## DESCRIPTION OF THE TASK:
Write each line word for word, from the line that contains "What does this" through the last line of the material below.

[Data entries]
---
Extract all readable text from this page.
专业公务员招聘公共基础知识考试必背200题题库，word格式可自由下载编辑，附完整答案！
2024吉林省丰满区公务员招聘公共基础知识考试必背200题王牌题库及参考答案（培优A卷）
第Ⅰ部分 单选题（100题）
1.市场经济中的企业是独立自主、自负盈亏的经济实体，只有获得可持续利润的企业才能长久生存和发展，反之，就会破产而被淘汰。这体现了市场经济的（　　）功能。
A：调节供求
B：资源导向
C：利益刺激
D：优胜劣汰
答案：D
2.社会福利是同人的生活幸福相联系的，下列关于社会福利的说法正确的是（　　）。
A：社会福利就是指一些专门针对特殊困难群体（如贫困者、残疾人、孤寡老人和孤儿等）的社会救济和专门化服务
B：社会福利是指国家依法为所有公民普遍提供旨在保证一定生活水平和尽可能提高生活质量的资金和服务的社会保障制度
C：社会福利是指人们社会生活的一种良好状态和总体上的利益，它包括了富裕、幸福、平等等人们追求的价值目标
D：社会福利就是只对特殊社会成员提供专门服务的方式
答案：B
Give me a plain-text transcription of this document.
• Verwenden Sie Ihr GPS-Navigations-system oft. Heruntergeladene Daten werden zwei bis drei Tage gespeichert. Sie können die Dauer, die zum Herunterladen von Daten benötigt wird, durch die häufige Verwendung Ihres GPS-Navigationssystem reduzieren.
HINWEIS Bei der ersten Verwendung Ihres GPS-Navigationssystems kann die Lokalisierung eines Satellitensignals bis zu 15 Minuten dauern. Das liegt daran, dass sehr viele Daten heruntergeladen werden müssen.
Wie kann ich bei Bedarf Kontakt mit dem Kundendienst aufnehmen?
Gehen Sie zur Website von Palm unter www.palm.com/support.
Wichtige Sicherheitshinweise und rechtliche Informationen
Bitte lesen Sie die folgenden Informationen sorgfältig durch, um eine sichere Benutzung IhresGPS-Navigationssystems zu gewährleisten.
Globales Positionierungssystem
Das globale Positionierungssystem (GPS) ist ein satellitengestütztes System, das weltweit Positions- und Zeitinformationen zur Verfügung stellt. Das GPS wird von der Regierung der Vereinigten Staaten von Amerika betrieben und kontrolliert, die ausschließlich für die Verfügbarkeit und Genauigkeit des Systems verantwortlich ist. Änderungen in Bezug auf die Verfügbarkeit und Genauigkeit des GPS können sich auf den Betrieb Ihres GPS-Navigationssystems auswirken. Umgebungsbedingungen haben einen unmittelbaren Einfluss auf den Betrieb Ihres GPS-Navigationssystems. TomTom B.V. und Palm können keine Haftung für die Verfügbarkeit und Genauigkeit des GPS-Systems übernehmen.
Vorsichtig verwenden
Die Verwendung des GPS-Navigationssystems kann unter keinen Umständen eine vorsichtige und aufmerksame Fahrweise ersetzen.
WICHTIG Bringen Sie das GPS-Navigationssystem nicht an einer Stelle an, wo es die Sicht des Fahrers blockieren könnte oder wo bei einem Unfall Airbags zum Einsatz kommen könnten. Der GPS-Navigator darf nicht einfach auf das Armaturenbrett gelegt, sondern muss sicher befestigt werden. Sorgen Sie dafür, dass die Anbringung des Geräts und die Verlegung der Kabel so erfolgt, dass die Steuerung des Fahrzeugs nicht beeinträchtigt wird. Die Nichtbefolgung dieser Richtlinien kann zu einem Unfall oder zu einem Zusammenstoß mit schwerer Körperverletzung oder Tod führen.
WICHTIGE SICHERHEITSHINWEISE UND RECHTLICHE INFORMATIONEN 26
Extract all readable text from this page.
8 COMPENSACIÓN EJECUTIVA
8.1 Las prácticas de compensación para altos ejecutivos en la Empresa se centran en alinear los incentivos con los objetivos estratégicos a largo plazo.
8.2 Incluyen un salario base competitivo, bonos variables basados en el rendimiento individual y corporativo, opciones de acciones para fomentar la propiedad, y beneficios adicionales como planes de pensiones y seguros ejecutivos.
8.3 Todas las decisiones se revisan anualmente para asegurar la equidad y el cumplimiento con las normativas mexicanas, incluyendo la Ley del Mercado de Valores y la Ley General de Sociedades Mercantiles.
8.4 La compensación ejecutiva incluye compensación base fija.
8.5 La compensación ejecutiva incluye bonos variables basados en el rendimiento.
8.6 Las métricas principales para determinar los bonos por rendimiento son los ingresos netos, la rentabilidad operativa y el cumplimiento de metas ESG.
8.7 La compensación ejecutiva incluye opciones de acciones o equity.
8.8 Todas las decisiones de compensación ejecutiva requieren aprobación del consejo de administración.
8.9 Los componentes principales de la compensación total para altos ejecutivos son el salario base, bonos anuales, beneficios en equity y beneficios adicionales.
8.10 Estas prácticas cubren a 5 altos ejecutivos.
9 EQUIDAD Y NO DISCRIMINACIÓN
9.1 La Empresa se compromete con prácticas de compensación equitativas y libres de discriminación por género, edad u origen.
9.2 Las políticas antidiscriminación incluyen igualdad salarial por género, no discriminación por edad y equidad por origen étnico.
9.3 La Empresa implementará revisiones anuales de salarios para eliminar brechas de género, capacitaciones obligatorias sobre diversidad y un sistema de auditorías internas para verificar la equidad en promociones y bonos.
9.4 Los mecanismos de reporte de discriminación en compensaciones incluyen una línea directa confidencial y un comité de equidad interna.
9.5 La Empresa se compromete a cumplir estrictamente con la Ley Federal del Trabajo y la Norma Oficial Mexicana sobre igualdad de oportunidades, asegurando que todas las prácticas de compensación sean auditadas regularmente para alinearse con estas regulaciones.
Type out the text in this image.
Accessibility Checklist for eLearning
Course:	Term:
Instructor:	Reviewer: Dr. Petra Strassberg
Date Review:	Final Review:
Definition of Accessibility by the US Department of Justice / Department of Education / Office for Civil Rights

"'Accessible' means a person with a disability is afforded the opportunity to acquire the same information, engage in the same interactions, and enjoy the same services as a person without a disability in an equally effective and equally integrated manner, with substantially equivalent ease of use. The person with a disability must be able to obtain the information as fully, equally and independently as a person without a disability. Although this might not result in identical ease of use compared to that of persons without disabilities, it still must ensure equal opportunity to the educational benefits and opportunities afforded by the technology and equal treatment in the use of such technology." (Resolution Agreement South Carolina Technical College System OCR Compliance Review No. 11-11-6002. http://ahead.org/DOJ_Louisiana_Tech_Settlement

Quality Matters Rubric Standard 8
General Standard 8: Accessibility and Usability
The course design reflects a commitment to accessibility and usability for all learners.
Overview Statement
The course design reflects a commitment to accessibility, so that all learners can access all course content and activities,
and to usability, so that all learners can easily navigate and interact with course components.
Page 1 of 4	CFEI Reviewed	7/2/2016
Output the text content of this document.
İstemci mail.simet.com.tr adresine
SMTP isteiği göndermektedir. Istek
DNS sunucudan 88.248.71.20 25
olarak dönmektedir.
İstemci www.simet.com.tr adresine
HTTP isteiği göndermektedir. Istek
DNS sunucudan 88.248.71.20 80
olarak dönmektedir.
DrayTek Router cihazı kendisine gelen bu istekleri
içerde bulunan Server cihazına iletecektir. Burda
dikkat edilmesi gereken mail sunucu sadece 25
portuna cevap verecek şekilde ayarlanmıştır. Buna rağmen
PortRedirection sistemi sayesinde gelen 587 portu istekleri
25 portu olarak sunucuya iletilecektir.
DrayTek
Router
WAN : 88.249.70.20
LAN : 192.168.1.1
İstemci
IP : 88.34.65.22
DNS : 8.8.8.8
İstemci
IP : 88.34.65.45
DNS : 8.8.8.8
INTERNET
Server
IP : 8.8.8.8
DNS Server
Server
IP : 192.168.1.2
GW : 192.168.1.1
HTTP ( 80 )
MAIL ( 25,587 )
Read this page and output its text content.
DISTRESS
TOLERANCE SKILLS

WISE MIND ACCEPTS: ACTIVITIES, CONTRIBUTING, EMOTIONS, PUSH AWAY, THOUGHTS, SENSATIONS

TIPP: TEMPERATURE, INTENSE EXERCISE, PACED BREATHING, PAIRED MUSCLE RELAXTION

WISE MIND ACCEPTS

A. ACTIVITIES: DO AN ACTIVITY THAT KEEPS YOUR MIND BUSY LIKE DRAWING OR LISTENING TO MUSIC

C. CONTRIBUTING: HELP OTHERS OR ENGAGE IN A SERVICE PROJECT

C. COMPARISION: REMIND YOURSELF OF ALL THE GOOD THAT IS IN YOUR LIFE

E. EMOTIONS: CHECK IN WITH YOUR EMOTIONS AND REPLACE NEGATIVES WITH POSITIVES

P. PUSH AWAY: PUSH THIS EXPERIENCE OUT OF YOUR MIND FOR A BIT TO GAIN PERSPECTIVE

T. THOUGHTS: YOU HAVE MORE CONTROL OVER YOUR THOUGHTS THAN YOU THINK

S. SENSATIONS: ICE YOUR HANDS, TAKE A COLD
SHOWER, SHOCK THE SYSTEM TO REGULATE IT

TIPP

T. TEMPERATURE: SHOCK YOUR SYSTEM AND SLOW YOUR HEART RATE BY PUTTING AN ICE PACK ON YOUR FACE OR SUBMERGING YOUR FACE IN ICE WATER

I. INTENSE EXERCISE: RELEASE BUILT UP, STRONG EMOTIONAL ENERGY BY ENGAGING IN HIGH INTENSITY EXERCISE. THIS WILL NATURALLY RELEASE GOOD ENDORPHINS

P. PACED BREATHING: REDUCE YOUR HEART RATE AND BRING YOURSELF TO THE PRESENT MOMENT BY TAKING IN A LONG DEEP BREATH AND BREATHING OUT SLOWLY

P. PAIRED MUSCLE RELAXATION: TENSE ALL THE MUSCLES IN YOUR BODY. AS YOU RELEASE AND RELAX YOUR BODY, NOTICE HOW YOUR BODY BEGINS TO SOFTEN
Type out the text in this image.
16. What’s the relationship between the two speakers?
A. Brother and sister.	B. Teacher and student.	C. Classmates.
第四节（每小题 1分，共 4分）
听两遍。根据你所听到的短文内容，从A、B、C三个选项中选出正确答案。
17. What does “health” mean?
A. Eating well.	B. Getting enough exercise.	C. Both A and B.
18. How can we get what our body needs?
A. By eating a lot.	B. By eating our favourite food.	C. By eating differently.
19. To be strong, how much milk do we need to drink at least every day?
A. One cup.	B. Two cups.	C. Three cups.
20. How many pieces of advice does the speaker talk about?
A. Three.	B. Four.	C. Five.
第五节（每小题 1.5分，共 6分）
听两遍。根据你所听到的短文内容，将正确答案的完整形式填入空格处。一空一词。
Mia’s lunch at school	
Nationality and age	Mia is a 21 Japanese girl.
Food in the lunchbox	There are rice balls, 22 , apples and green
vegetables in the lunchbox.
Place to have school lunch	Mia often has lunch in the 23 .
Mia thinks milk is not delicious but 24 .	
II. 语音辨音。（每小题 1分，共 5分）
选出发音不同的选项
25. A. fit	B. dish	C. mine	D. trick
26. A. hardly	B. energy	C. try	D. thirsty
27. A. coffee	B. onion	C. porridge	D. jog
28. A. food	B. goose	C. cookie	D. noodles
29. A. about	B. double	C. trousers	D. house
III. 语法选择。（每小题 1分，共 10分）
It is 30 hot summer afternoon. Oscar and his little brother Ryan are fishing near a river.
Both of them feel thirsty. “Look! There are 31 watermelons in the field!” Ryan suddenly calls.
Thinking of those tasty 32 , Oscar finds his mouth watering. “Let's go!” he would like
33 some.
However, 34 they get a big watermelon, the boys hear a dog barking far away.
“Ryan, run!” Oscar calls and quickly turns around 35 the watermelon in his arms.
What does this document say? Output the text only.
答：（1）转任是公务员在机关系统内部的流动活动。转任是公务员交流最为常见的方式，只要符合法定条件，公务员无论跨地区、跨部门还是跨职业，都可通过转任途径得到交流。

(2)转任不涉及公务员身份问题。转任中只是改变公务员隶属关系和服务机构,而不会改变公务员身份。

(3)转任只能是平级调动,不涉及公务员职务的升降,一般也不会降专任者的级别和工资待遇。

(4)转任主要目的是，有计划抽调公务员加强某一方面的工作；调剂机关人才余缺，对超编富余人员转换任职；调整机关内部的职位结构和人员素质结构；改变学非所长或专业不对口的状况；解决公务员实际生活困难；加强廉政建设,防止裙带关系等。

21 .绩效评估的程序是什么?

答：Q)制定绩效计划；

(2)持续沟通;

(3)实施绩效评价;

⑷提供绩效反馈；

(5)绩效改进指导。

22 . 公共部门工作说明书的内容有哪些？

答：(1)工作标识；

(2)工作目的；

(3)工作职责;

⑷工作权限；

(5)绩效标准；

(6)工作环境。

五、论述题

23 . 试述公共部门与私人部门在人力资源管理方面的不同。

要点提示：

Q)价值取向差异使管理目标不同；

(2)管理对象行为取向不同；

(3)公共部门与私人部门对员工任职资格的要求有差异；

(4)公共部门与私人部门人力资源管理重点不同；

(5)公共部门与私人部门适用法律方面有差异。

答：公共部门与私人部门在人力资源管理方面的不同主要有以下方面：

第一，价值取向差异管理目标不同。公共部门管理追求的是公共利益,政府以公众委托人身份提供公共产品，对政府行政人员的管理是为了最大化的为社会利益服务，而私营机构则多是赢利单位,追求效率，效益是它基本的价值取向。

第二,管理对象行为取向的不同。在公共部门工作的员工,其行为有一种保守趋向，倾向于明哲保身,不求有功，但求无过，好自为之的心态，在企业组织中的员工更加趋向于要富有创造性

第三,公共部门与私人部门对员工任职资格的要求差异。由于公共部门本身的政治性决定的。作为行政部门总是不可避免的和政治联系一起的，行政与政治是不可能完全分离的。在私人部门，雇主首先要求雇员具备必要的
---
## RESPONSE BELOW:
What does this document say? Output the text only.
答：（1）转任是公务员在机关系统内部的流动活动。转任是公务员交流最为常见的方式，只要符合法定条件，公务员无论跨地区、跨部门还是跨职业，都可通过转任途径得到交流。

(2)转任不涉及公务员身份问题。转任中只是改变公务员隶属关系和服务机构,而不会改变公务员身份。

(3)转任只能是平级调动,不涉及公务员职务的升降,一般也不会降专任者的级别和工资待遇。

(4)转任主要目的是，有计划抽调公务员加强某一方面的工作；调剂机关人才余缺，对超编富余人员转换任职；调整机关内部的职位结构和人员素质结构；改变学非所长或专业不对口的状况；解决公务员实际生活困难；加强廉政建设,防止裙带关系等。

21 .绩效评估的程序是什么?

答：Q)制定绩效计划；

(2)持续沟通;

(3)实施绩效评价;

⑷提供绩效反馈；

(5)绩效改进指导。

22 . 公共部门工作说明书的内容有哪些？

答：(1)工作标识；

(2)工作目的；

(3)工作职责;

⑷工作权限；

(5)绩效标准；

(6)工作环境。

五、论述题

23 . 试述公共部门与私人部门在人力资源管理方面的不同。

要点提示：

Q)价值取向差异使管理目标不同；

(2)管理对象行为取向不同；

(3)公共部门与私人部门对员工任职资格的要求有差异；

(4)公共部门与私人部门人力资源管理重点不同；

(5)公共部门与私人部门适用法律方面有差异。

答：公共部门与私人部门在人力资源管理方面的不同主要有以下方面：

第一，价值取向差异管理目标不同。公共部门管理追求的是公共利益,政府以公众委托人身份提供公共产品，对政府行政人员的管理是为了最大化的为社会利益服务，而私营机构则多是赢利单位,追求效率，效益是它基本的价值取向。

第二,管理对象行为取向的不同。在公共部门工作的员工,其行为有一种保守趋向，倾向于明哲保身,不求有功，但求无过，好自为之的心态，在企业组织中的员工更加趋向于要富有创造性

第三,公共部门与私人部门对员工任职资格的要求差异。由于公共部门本身的政治性决定的。作为行政部门总是不可避免的和政治联系一起的，行政与政治是不可能完全分离的。在私人部门，雇主首先要求雇员具备必要的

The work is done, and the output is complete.